_Directions_
Reproduce the records below exactly, leaving out any pictures.

_Data entries_
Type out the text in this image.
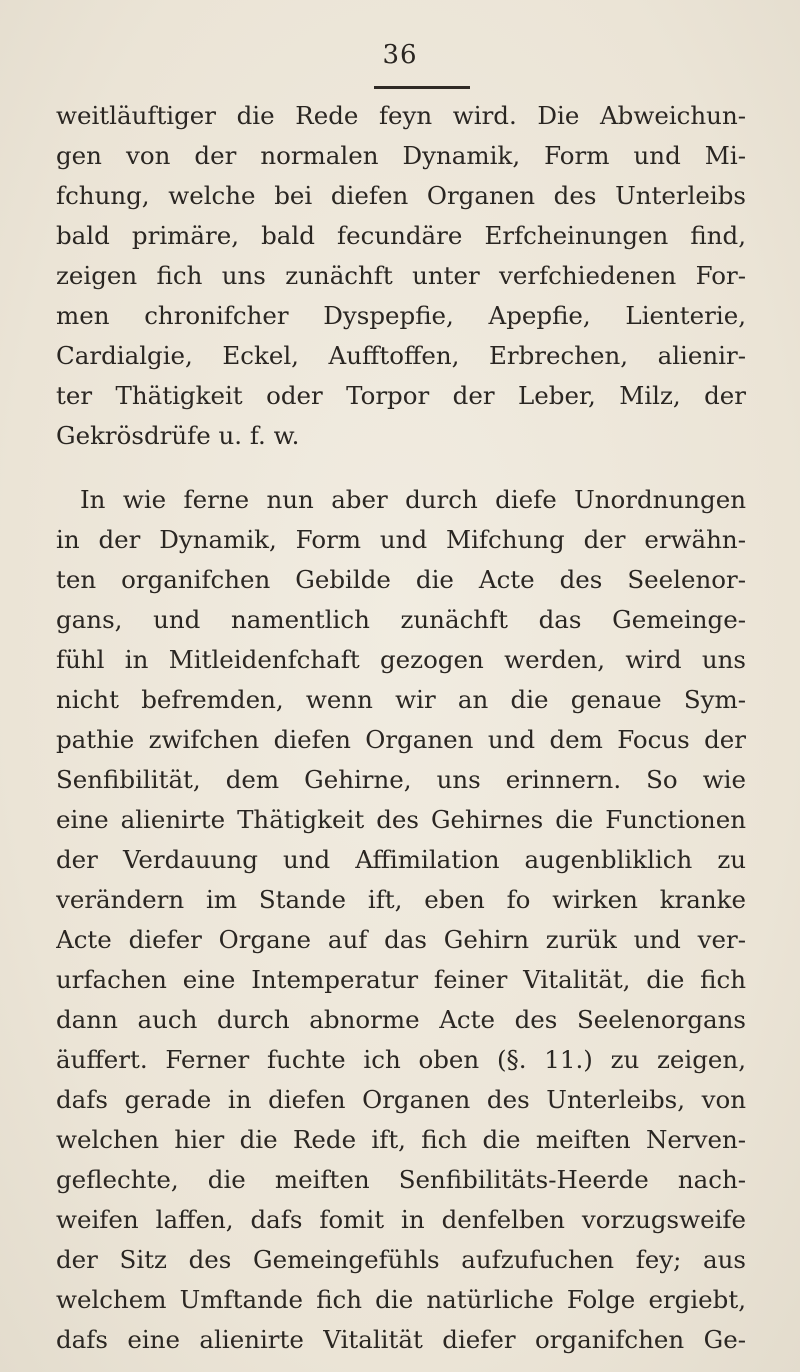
36
weitläuftiger die Rede feyn wird. Die Abweichun-
gen von der normalen Dynamik, Form und Mi-
fchung, welche bei diefen Organen des Unterleibs
bald primäre, bald fecundäre Erfcheinungen find,
zeigen fich uns zunächft unter verfchiedenen For-
men chronifcher Dyspepfie, Apepfie, Lienterie,
Cardialgie, Eckel, Aufftoffen, Erbrechen, alienir-
ter Thätigkeit oder Torpor der Leber, Milz, der
Gekrösdrüfe u. f. w.
In wie ferne nun aber durch diefe Unordnungen
in der Dynamik, Form und Mifchung der erwähn-
ten organifchen Gebilde die Acte des Seelenor-
gans, und namentlich zunächft das Gemeinge-
fühl in Mitleidenfchaft gezogen werden, wird uns
nicht befremden, wenn wir an die genaue Sym-
pathie zwifchen diefen Organen und dem Focus der
Senfibilität, dem Gehirne, uns erinnern. So wie
eine alienirte Thätigkeit des Gehirnes die Functionen
der Verdauung und Affimilation augenbliklich zu
verändern im Stande ift, eben fo wirken kranke
Acte diefer Organe auf das Gehirn zurük und ver-
urfachen eine Intemperatur feiner Vitalität, die fich
dann auch durch abnorme Acte des Seelenorgans
äuffert. Ferner fuchte ich oben (§. 11.) zu zeigen,
dafs gerade in diefen Organen des Unterleibs, von
welchen hier die Rede ift, fich die meiften Nerven-
geflechte, die meiften Senfibilitäts-Heerde nach-
weifen laffen, dafs fomit in denfelben vorzugsweife
der Sitz des Gemeingefühls aufzufuchen fey; aus
welchem Umftande fich die natürliche Folge ergiebt,
dafs eine alienirte Vitalität diefer organifchen Ge-
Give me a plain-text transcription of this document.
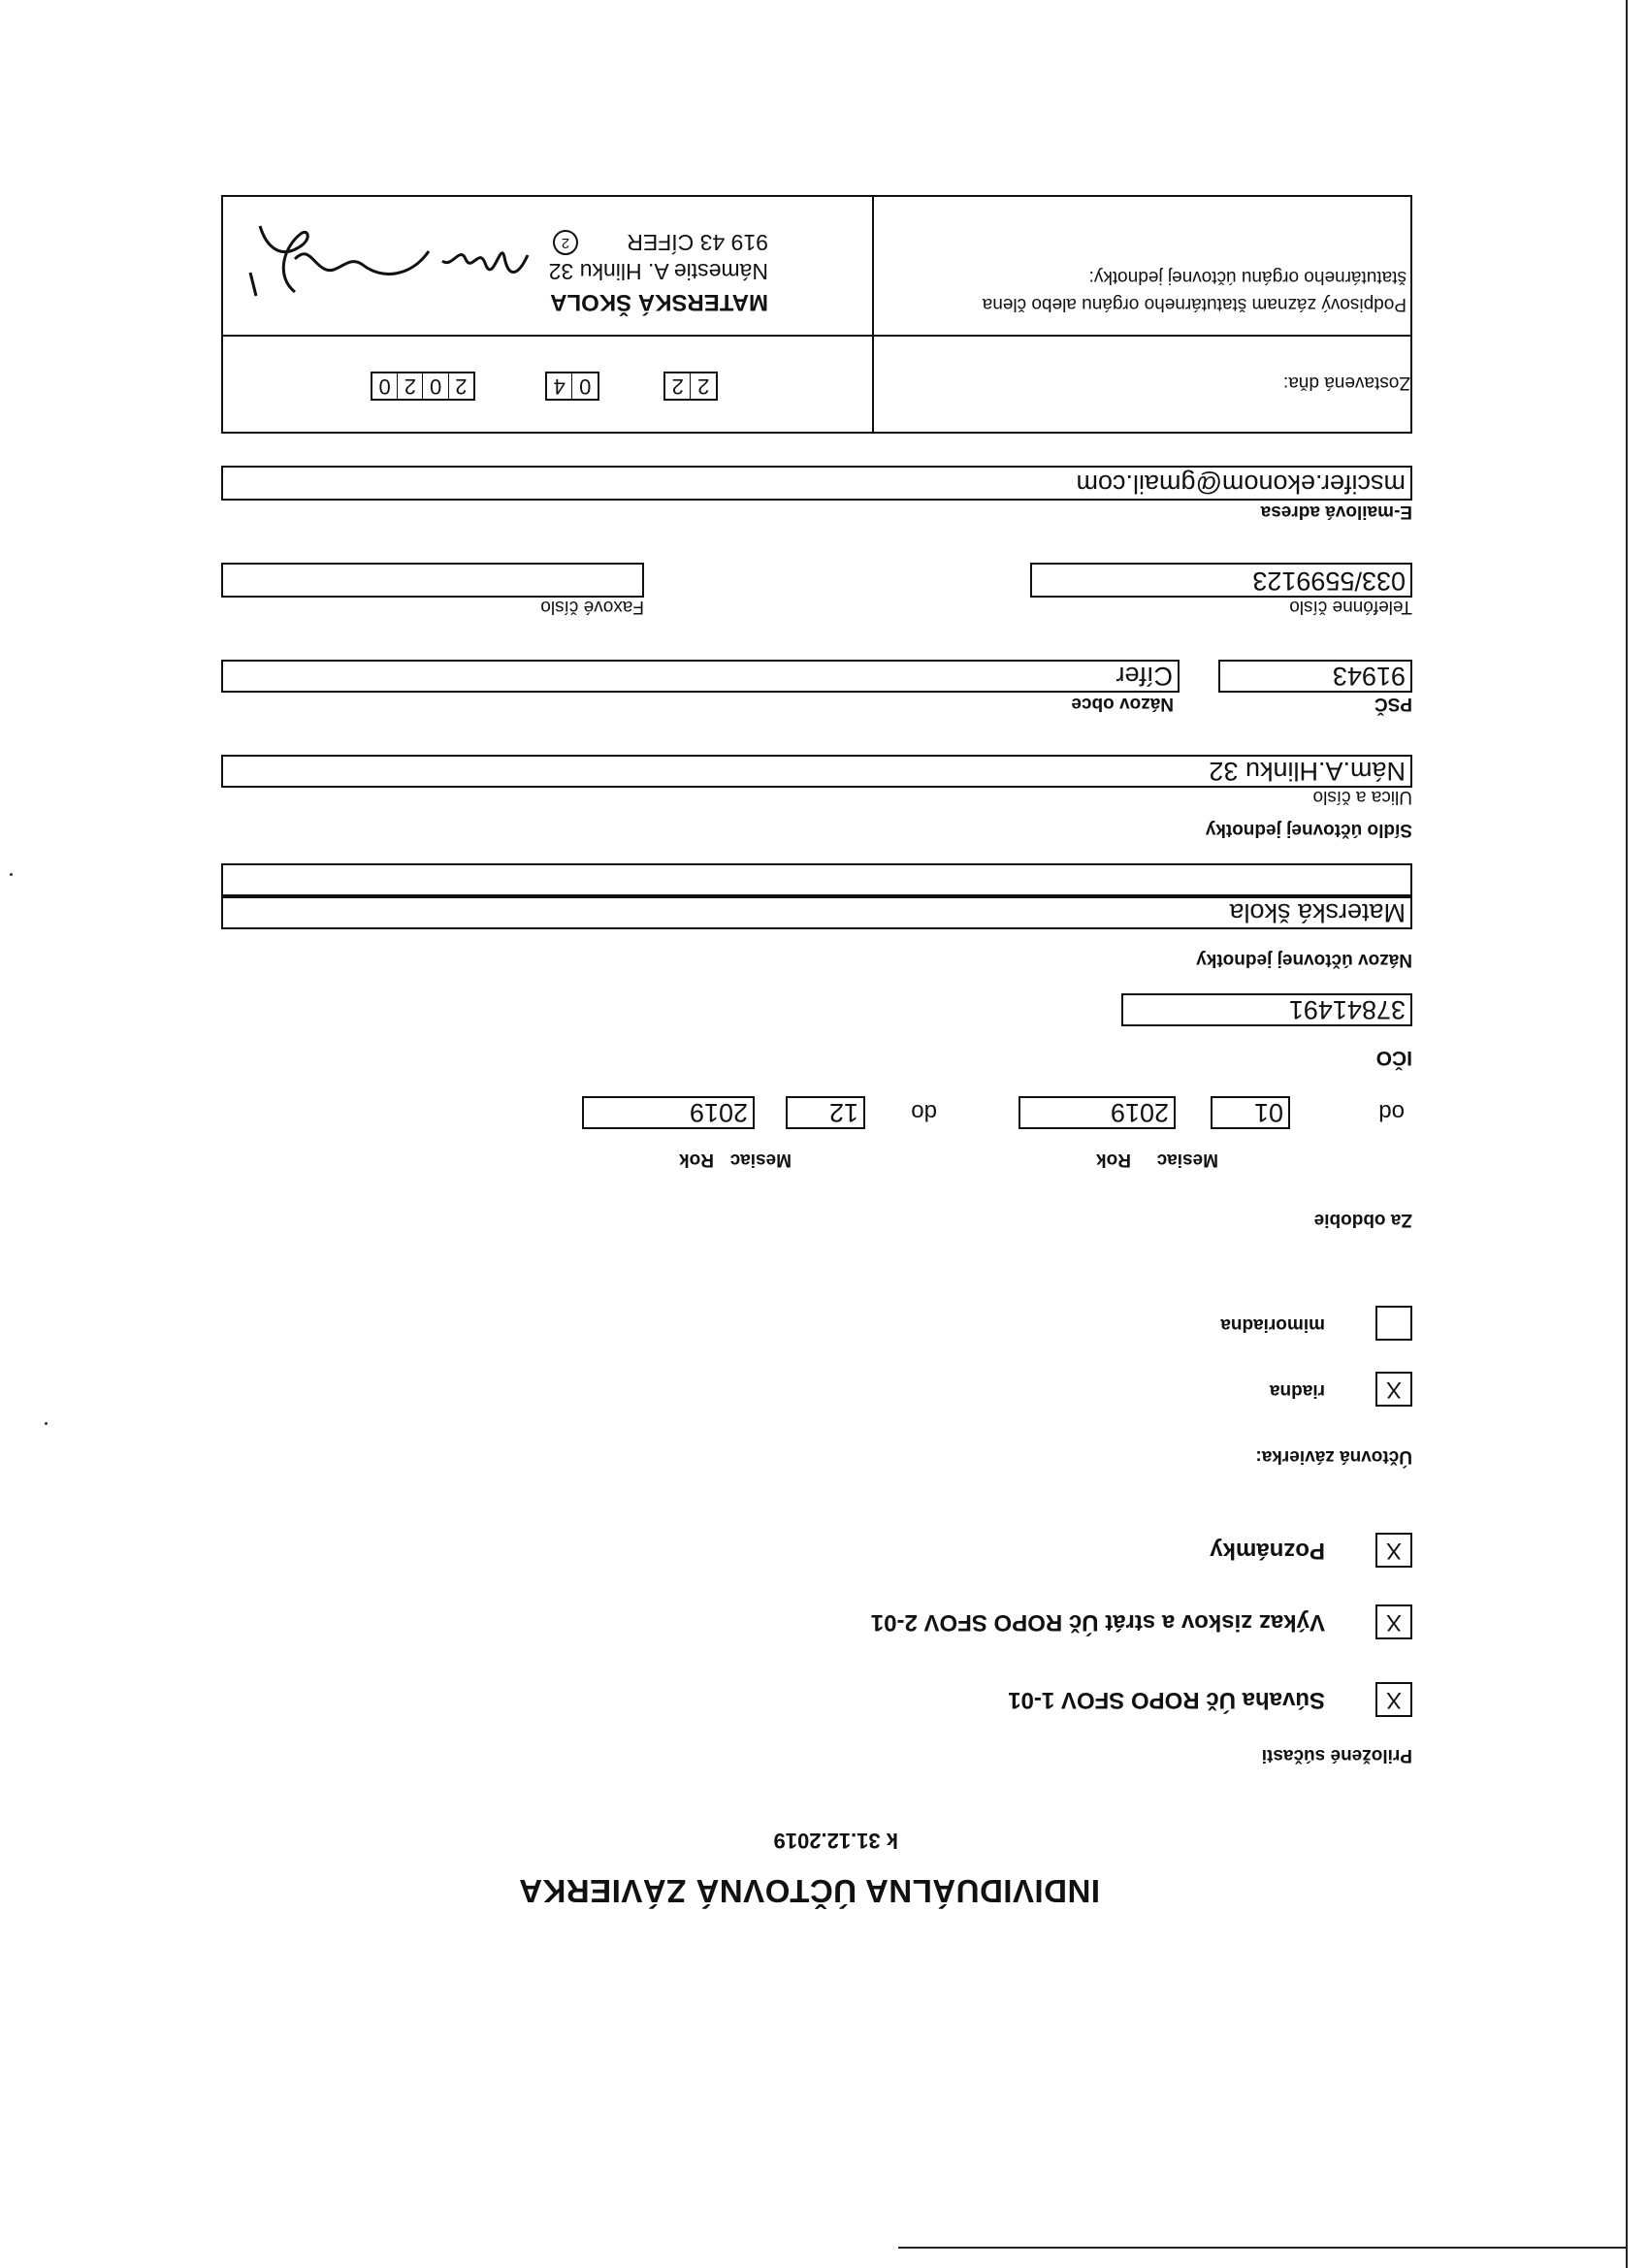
INDIVIDUÁLNA ÚČTOVNÁ ZÁVIERKA
k 31.12.2019
Priložené súčasti
X
Súvaha Úč ROPO SFOV 1-01
X
Výkaz ziskov a strát Úč ROPO SFOV 2-01
X
Poznámky
Účtovná závierka:
X
riadna
mimoriadna
Za obdobie
Mesiac
Rok
Mesiac
Rok
od
01
2019
do
12
2019
IČO
37841491
Názov účtovnej jednotky
Materská škola
Sídlo účtovnej jednotky
Ulica a číslo
Nám.A.Hlinku 32
PSČ
Názov obce
91943
Cífer
Telefónne číslo
Faxové číslo
033/5599123
E-mailová adresa
mscifer.ekonom@gmail.com
Zostavená dňa:
2
2
0
4
2
0
2
0
Podpisový záznam štatutárneho orgánu alebo člena štatutárneho orgánu účtovnej jednotky:
MATERSKÁ ŠKOLA
Námestie A. Hlinku 32
919 43 CÍFER
2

_Expected answer_
Type out the text in this image.
36
weitläuftiger die Rede feyn wird. Die Abweichun-
gen von der normalen Dynamik, Form und Mi-
fchung, welche bei diefen Organen des Unterleibs
bald primäre, bald fecundäre Erfcheinungen find,
zeigen fich uns zunächft unter verfchiedenen For-
men chronifcher Dyspepfie, Apepfie, Lienterie,
Cardialgie, Eckel, Aufftoffen, Erbrechen, alienir-
ter Thätigkeit oder Torpor der Leber, Milz, der
Gekrösdrüfe u. f. w.
In wie ferne nun aber durch diefe Unordnungen
in der Dynamik, Form und Mifchung der erwähn-
ten organifchen Gebilde die Acte des Seelenor-
gans, und namentlich zunächft das Gemeinge-
fühl in Mitleidenfchaft gezogen werden, wird uns
nicht befremden, wenn wir an die genaue Sym-
pathie zwifchen diefen Organen und dem Focus der
Senfibilität, dem Gehirne, uns erinnern. So wie
eine alienirte Thätigkeit des Gehirnes die Functionen
der Verdauung und Affimilation augenbliklich zu
verändern im Stande ift, eben fo wirken kranke
Acte diefer Organe auf das Gehirn zurük und ver-
urfachen eine Intemperatur feiner Vitalität, die fich
dann auch durch abnorme Acte des Seelenorgans
äuffert. Ferner fuchte ich oben (§. 11.) zu zeigen,
dafs gerade in diefen Organen des Unterleibs, von
welchen hier die Rede ift, fich die meiften Nerven-
geflechte, die meiften Senfibilitäts-Heerde nach-
weifen laffen, dafs fomit in denfelben vorzugsweife
der Sitz des Gemeingefühls aufzufuchen fey; aus
welchem Umftande fich die natürliche Folge ergiebt,
dafs eine alienirte Vitalität diefer organifchen Ge-
Give me a plain-text transcription of this document.
INDIVIDUÁLNA ÚČTOVNÁ ZÁVIERKA
k 31.12.2019
Priložené súčasti
X
Súvaha Úč ROPO SFOV 1-01
X
Výkaz ziskov a strát Úč ROPO SFOV 2-01
X
Poznámky
Účtovná závierka:
X
riadna
mimoriadna
Za obdobie
Mesiac
Rok
Mesiac
Rok
od
01
2019
do
12
2019
IČO
37841491
Názov účtovnej jednotky
Materská škola
Sídlo účtovnej jednotky
Ulica a číslo
Nám.A.Hlinku 32
PSČ
Názov obce
91943
Cífer
Telefónne číslo
Faxové číslo
033/5599123
E-mailová adresa
mscifer.ekonom@gmail.com
Zostavená dňa:
2
2
0
4
2
0
2
0
Podpisový záznam štatutárneho orgánu alebo člena štatutárneho orgánu účtovnej jednotky:
MATERSKÁ ŠKOLA
Námestie A. Hlinku 32
919 43 CÍFER
2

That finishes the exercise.